§ Challenge
Lift out all lines below that contain "中学校東門".

## START

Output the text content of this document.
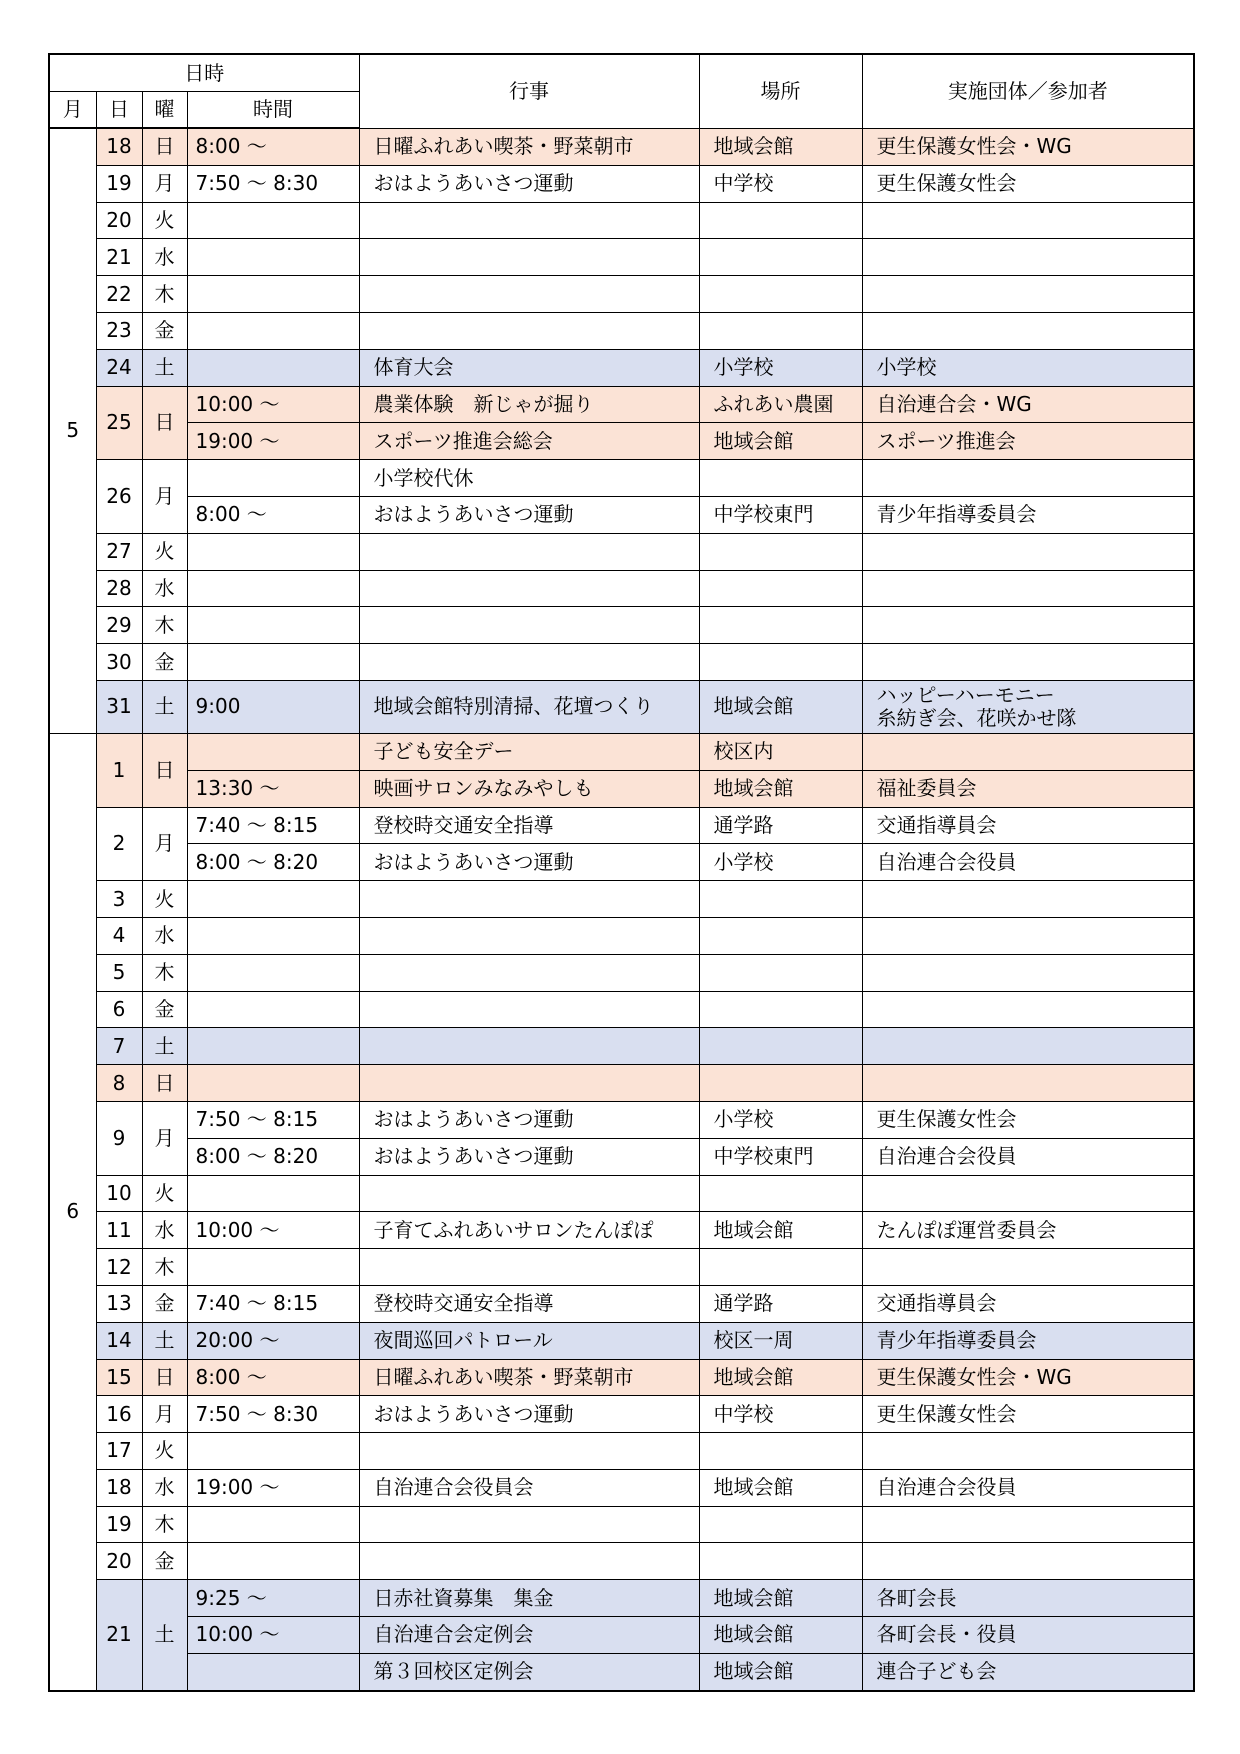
日時				行事	場所	実施団体／参加者
月	日	曜	時間			
5	18	日	8:00 ～	日曜ふれあい喫茶・野菜朝市	地域会館	更生保護女性会・WG
	19	月	7:50 ～ 8:30	おはようあいさつ運動	中学校	更生保護女性会
	20	火				
	21	水				
	22	木				
	23	金				
	24	土		体育大会	小学校	小学校
	25	日	10:00 ～	農業体験　新じゃが掘り	ふれあい農園	自治連合会・WG
			19:00 ～	スポーツ推進会総会	地域会館	スポーツ推進会
	26	月		小学校代休		
			8:00 ～	おはようあいさつ運動	中学校東門	青少年指導委員会
	27	火				
	28	水				
	29	木				
	30	金				
	31	土	9:00	地域会館特別清掃、花壇つくり	地域会館	ハッピーハーモニー
糸紡ぎ会、花咲かせ隊

6	1	日		子ども安全デー	校区内	
			13:30 ～	映画サロンみなみやしも	地域会館	福祉委員会
	2	月	7:40 ～ 8:15	登校時交通安全指導	通学路	交通指導員会
			8:00 ～ 8:20	おはようあいさつ運動	小学校	自治連合会役員
	3	火				
	4	水				
	5	木				
	6	金				
	7	土				
	8	日				
	9	月	7:50 ～ 8:15	おはようあいさつ運動	小学校	更生保護女性会
			8:00 ～ 8:20	おはようあいさつ運動	中学校東門	自治連合会役員
	10	火				
	11	水	10:00 ～	子育てふれあいサロンたんぽぽ	地域会館	たんぽぽ運営委員会
	12	木				
	13	金	7:40 ～ 8:15	登校時交通安全指導	通学路	交通指導員会
	14	土	20:00 ～	夜間巡回パトロール	校区一周	青少年指導委員会
	15	日	8:00 ～	日曜ふれあい喫茶・野菜朝市	地域会館	更生保護女性会・WG
	16	月	7:50 ～ 8:30	おはようあいさつ運動	中学校	更生保護女性会
	17	火				
	18	水	19:00 ～	自治連合会役員会	地域会館	自治連合会役員
	19	木				
	20	金				
	21	土	9:25 ～	日赤社資募集　集金	地域会館	各町会長
			10:00 ～	自治連合会定例会	地域会館	各町会長・役員
				第３回校区定例会	地域会館	連合子ども会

## END

§ Output of the exercise
			8:00 ～	おはようあいさつ運動	中学校東門	青少年指導委員会
			8:00 ～ 8:20	おはようあいさつ運動	中学校東門	自治連合会役員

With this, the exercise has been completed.